**Record list**
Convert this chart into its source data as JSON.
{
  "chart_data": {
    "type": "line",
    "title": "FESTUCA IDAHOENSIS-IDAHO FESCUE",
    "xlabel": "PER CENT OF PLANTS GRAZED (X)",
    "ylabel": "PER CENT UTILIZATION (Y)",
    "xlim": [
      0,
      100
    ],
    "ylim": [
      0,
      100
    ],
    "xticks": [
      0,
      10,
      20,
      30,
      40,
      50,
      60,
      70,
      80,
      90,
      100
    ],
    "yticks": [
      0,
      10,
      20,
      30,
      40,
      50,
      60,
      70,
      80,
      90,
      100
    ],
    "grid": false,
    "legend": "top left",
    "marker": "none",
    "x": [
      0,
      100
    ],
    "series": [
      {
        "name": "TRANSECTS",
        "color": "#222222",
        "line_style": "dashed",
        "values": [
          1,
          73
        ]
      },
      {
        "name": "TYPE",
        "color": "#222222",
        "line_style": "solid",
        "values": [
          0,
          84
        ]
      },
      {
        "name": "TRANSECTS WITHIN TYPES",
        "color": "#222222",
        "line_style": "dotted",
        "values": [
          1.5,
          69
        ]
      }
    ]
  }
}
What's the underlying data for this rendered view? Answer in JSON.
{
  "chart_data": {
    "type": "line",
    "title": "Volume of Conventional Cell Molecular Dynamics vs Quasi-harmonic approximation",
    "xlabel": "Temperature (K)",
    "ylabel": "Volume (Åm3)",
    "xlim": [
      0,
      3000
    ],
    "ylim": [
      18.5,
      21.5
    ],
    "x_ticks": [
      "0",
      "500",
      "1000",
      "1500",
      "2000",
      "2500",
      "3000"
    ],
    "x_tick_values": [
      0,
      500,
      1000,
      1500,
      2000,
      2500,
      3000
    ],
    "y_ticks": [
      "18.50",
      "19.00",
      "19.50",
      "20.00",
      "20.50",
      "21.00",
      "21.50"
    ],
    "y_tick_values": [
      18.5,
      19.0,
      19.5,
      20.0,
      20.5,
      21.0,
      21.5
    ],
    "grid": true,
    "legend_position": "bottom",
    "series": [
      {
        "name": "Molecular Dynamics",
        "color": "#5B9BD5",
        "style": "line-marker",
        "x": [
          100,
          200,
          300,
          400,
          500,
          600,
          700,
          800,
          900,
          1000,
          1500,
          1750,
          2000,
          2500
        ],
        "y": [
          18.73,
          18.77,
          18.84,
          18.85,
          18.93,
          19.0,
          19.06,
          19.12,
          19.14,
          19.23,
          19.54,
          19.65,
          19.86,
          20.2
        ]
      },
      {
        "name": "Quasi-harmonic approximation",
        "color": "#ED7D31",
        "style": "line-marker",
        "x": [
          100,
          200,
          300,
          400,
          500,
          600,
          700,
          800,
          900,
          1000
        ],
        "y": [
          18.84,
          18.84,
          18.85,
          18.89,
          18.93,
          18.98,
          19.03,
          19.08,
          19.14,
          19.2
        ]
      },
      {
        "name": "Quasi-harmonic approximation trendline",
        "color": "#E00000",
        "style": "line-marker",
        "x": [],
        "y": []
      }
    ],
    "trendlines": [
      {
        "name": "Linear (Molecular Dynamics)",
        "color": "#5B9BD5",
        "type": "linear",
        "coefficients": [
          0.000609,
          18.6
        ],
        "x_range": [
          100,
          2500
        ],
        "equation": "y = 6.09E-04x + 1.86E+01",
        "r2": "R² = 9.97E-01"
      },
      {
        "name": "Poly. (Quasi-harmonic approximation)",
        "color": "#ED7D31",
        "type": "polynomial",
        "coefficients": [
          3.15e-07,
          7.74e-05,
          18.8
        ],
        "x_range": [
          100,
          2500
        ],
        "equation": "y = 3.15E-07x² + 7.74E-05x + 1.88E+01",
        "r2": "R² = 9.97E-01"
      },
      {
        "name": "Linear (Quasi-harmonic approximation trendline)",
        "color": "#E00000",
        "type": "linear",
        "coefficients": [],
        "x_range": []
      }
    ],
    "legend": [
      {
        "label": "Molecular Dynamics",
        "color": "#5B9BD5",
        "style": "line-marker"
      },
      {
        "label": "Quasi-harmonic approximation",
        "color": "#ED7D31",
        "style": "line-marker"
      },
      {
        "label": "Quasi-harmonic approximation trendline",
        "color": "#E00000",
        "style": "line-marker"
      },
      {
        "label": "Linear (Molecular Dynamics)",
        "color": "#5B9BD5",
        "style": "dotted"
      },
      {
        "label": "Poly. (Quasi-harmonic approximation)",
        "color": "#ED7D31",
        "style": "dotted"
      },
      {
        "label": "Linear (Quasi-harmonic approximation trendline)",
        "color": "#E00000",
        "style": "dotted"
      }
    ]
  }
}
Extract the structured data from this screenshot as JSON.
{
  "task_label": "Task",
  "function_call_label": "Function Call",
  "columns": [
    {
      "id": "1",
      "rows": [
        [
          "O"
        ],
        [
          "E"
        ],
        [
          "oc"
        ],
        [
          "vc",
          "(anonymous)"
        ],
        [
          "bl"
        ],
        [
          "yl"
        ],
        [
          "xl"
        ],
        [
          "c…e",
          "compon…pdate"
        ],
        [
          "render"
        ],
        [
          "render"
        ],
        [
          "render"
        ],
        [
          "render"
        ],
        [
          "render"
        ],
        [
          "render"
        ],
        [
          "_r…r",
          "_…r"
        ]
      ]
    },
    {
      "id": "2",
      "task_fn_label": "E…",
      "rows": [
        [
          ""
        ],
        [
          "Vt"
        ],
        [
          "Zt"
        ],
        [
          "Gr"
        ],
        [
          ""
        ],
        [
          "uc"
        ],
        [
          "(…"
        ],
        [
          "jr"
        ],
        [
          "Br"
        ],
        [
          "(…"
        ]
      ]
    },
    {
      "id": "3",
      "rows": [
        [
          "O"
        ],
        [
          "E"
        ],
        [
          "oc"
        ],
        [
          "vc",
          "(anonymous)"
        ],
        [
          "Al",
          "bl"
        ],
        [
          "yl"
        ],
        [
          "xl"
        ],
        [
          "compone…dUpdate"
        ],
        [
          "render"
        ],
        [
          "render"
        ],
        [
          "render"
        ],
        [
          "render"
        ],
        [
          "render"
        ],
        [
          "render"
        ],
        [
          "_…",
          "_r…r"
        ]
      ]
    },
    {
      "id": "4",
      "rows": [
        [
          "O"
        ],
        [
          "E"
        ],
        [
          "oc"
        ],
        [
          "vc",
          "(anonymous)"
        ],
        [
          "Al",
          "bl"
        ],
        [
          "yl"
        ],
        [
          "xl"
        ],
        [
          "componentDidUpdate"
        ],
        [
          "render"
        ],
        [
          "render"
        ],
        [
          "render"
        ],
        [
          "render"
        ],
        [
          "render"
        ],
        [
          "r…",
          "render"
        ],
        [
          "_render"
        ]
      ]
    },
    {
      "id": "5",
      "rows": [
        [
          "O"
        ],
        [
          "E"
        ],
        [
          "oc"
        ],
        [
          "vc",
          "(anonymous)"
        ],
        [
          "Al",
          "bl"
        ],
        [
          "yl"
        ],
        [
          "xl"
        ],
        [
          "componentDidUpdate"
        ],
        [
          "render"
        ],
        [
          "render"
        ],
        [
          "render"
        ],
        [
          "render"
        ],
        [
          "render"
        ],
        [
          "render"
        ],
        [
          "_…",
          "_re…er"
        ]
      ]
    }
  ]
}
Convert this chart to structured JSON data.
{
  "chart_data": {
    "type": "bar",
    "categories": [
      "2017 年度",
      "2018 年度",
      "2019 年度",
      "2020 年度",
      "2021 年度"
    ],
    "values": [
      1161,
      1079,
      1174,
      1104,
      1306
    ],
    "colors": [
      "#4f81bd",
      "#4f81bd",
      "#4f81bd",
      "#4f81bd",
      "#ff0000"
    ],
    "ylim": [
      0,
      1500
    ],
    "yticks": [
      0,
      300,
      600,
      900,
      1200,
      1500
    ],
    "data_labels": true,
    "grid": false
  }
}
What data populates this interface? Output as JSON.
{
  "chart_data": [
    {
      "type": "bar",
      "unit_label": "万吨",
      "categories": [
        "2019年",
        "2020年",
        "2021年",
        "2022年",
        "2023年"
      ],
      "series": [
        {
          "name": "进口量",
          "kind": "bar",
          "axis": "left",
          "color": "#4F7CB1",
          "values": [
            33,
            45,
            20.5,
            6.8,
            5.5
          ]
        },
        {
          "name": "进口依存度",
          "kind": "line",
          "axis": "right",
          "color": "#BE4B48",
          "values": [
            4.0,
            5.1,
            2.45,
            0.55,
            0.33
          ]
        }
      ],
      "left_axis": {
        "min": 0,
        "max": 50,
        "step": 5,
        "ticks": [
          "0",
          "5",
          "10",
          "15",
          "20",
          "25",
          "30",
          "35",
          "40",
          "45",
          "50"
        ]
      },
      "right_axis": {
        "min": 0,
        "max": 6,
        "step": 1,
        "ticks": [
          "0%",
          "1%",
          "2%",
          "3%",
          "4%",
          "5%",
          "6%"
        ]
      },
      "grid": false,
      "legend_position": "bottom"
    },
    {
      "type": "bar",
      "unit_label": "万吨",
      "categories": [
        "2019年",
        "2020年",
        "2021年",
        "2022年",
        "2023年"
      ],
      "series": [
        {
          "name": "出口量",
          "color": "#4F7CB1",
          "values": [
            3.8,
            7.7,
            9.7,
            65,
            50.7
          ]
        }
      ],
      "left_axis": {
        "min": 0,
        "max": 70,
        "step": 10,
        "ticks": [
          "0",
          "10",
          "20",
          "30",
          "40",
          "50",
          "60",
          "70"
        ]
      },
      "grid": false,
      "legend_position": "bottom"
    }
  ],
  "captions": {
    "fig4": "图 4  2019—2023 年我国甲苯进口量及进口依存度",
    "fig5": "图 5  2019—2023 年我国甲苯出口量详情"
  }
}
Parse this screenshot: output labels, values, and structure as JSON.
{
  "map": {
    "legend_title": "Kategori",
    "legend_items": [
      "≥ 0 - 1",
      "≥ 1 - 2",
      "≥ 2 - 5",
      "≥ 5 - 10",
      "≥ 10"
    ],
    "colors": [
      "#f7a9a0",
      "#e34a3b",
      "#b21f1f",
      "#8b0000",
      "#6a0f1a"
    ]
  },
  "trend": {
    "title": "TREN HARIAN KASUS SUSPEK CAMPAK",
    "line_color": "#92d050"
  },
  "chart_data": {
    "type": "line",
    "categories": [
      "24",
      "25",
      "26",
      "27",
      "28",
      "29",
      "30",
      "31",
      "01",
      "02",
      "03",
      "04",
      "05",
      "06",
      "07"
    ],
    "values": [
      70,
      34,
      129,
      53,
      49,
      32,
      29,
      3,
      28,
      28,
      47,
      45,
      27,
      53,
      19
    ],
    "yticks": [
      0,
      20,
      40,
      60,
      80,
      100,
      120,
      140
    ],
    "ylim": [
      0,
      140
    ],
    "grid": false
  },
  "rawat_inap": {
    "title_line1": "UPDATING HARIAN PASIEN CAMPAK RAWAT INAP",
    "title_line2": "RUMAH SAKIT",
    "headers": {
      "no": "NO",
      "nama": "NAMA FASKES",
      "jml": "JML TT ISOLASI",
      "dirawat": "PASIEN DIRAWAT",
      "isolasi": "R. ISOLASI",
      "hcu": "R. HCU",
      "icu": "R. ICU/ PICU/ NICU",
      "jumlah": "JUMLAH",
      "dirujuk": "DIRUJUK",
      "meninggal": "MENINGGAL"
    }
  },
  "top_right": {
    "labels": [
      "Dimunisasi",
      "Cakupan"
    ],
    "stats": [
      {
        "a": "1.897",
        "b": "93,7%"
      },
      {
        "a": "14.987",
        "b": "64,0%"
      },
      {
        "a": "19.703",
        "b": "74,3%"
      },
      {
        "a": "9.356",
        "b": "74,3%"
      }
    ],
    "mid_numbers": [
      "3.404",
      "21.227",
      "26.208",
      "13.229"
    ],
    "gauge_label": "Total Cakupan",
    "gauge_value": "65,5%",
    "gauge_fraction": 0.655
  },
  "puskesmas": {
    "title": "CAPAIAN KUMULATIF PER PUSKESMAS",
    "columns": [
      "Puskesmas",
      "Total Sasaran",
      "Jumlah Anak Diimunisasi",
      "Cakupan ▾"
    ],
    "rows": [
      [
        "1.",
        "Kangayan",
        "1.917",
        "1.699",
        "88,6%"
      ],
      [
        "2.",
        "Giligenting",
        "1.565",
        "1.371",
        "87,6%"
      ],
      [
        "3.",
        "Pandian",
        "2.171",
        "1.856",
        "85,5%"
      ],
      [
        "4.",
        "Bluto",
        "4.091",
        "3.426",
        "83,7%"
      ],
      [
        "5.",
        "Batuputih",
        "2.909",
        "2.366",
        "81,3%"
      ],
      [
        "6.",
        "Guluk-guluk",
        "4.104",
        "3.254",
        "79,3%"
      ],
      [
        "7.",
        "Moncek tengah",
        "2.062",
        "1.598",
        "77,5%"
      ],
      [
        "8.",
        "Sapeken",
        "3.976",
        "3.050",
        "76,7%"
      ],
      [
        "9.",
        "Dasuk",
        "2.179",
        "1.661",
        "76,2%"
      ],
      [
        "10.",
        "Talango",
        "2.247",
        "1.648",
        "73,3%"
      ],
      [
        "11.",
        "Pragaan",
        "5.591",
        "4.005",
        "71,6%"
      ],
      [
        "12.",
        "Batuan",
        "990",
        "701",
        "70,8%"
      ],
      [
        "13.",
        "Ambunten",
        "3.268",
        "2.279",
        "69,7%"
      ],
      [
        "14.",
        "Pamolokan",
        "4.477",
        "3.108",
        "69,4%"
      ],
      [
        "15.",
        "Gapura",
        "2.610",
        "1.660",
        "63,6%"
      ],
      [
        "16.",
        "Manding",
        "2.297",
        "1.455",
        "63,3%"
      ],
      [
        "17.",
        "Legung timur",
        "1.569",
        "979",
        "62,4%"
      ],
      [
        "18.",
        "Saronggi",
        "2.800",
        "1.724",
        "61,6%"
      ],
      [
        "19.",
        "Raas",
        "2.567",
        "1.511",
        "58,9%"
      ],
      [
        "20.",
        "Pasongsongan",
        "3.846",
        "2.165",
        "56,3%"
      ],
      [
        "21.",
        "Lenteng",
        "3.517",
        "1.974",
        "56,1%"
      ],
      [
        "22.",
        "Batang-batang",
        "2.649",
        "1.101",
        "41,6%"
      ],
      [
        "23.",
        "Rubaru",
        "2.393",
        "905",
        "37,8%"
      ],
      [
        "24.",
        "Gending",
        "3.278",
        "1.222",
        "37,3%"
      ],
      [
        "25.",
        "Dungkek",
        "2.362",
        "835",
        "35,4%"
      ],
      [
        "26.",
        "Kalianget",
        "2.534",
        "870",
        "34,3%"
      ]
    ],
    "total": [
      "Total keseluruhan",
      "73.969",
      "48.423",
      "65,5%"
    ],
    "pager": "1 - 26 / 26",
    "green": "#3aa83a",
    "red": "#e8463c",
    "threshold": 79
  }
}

**Task description**
Collect each line holding the string "Convert".

**Exercise response**
Convert this chart into its source data as JSON.
Convert this chart to structured JSON data.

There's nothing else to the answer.